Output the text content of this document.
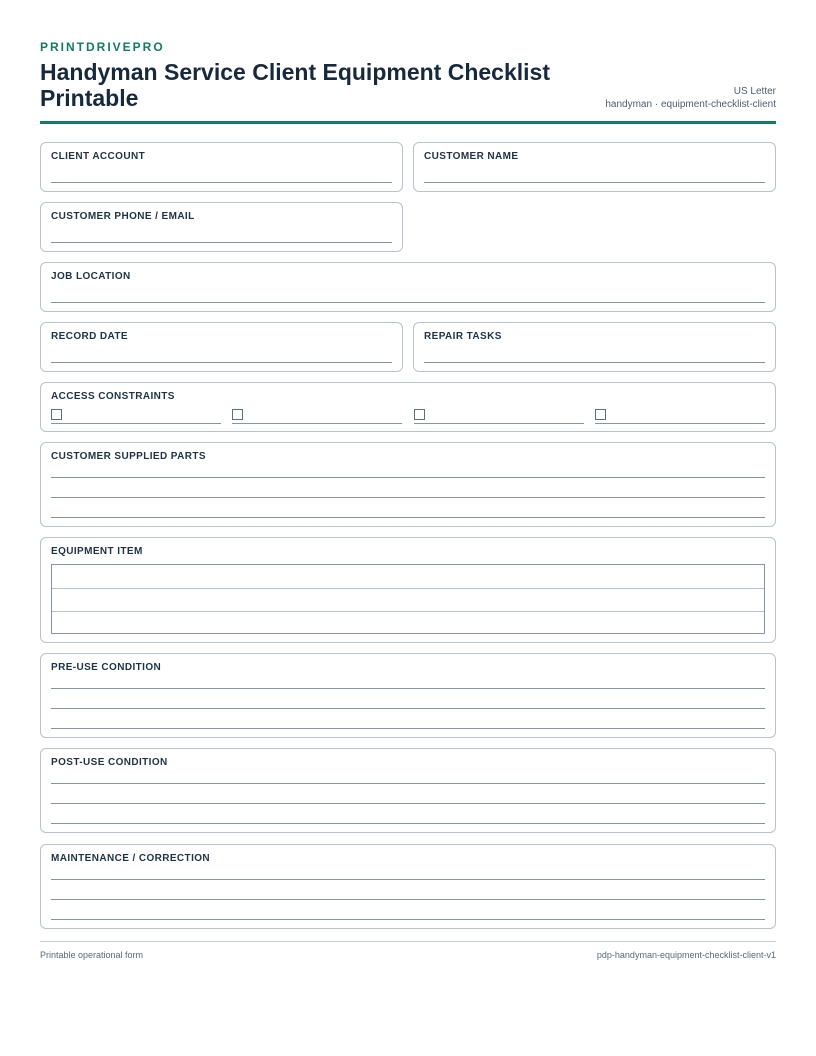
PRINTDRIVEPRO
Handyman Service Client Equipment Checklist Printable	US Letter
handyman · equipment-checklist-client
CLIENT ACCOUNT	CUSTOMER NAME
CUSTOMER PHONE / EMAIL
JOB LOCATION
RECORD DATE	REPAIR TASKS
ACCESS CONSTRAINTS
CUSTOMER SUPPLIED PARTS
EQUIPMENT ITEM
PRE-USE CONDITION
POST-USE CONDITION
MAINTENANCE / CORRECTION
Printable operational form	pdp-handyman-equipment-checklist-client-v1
....
**THE PROBLEM:** Do not include images; quote all of the entries above exactly.

**WRITTEN RESPONSE:**
Output the text content of this document.
PRINTDRIVEPRO
Handyman Service Client Equipment Checklist Printable	US Letter
handyman · equipment-checklist-client
CLIENT ACCOUNT	CUSTOMER NAME
CUSTOMER PHONE / EMAIL
JOB LOCATION
RECORD DATE	REPAIR TASKS
ACCESS CONSTRAINTS
CUSTOMER SUPPLIED PARTS
EQUIPMENT ITEM
PRE-USE CONDITION
POST-USE CONDITION
MAINTENANCE / CORRECTION
Printable operational form	pdp-handyman-equipment-checklist-client-v1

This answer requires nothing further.